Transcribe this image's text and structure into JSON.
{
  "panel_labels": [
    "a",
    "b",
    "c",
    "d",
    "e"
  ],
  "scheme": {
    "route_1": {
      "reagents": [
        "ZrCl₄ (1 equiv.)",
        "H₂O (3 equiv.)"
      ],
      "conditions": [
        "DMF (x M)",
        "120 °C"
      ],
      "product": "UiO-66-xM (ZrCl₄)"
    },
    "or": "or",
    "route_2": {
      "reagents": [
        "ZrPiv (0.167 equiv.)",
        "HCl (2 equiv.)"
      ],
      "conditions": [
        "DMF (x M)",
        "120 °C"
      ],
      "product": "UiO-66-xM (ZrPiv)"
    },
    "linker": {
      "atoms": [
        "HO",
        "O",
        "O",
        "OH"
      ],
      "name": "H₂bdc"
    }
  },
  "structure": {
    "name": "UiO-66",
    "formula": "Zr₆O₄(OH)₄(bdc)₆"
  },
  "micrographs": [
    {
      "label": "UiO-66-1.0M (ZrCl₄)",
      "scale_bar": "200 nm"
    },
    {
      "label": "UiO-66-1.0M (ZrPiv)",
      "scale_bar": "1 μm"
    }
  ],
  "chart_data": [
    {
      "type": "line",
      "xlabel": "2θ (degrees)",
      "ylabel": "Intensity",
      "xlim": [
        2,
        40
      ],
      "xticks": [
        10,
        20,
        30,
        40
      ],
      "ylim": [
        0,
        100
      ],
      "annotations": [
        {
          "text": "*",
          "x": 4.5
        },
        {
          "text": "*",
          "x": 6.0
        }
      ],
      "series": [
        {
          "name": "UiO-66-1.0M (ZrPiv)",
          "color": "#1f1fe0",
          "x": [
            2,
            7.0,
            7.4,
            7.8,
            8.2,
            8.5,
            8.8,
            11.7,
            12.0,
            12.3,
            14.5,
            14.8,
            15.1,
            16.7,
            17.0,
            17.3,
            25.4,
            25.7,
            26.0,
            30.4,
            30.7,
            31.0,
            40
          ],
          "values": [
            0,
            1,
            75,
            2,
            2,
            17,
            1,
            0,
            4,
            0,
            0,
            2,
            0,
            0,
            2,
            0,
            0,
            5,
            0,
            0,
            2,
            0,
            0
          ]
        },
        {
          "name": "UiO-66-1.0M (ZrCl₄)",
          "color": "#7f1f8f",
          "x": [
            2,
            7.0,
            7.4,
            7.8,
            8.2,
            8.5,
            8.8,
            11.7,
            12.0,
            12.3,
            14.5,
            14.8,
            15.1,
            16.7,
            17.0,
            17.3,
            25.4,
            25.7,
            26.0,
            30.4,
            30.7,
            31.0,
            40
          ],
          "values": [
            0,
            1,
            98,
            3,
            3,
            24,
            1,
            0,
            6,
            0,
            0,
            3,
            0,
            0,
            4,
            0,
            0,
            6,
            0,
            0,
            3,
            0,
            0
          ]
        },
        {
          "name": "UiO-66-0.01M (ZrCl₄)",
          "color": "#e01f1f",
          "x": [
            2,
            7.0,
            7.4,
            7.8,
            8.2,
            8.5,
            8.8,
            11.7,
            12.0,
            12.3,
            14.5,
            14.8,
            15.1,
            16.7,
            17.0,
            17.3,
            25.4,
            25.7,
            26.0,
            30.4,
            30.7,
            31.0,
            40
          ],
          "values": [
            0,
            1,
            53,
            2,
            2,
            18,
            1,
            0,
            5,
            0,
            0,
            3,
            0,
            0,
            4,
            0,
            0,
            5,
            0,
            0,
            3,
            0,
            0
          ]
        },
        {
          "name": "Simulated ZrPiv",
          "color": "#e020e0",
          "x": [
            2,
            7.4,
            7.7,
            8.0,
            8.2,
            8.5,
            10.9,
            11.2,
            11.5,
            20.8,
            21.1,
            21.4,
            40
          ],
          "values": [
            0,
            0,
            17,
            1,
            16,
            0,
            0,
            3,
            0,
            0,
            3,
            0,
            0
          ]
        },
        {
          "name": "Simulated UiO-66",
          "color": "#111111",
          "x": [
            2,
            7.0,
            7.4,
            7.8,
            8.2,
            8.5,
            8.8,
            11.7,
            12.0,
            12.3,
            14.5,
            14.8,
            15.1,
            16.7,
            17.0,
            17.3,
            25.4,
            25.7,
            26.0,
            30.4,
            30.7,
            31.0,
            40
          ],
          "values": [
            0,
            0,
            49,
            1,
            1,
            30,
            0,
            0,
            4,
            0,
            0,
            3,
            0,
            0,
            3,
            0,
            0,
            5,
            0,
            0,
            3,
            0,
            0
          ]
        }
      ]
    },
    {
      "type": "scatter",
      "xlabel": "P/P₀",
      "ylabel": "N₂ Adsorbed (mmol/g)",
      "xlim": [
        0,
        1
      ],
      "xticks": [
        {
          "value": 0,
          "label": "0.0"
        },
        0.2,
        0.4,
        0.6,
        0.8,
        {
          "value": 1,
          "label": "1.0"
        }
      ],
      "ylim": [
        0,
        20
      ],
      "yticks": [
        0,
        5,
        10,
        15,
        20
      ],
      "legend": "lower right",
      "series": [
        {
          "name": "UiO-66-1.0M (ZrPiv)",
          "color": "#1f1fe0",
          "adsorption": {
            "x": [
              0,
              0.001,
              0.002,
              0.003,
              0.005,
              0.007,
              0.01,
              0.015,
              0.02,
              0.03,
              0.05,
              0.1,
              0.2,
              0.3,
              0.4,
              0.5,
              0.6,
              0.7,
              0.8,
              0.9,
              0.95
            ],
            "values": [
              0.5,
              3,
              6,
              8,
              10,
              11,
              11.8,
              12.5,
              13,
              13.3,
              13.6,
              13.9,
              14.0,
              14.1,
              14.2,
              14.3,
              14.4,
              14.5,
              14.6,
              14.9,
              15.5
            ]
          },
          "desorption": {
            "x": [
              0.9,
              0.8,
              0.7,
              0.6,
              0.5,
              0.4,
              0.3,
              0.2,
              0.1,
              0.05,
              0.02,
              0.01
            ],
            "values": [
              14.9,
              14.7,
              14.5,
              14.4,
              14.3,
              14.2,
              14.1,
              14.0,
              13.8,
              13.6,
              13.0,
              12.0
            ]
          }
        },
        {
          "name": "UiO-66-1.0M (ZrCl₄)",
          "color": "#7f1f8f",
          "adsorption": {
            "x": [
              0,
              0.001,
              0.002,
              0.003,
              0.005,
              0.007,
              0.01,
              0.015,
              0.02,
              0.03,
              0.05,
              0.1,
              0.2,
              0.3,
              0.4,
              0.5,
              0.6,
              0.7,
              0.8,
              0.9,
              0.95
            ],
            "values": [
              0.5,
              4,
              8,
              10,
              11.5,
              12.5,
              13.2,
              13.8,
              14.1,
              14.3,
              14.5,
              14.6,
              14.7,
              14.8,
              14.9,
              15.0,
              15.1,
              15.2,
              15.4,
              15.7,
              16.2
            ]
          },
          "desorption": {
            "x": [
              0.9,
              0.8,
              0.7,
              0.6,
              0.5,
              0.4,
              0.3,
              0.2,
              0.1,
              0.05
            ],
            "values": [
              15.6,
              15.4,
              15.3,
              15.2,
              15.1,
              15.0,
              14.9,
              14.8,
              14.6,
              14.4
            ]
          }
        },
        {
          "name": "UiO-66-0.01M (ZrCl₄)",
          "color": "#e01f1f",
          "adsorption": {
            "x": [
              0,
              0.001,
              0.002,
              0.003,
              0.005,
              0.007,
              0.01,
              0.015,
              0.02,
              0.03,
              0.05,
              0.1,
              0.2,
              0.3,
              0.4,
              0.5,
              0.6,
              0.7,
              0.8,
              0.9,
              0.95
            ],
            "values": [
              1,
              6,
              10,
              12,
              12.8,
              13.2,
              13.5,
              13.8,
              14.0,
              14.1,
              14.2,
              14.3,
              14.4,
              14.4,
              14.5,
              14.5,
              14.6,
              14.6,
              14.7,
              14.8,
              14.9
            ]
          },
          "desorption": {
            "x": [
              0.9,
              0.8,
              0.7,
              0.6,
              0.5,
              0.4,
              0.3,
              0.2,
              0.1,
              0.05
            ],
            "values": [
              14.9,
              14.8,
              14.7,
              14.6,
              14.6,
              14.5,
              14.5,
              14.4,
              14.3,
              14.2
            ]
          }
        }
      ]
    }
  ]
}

---

Problem details:
In the entries above, identify each line that includes the string "ylabel", then copy it.

Written answer:
      "ylabel": "Intensity",
      "ylabel": "N₂ Adsorbed (mmol/g)",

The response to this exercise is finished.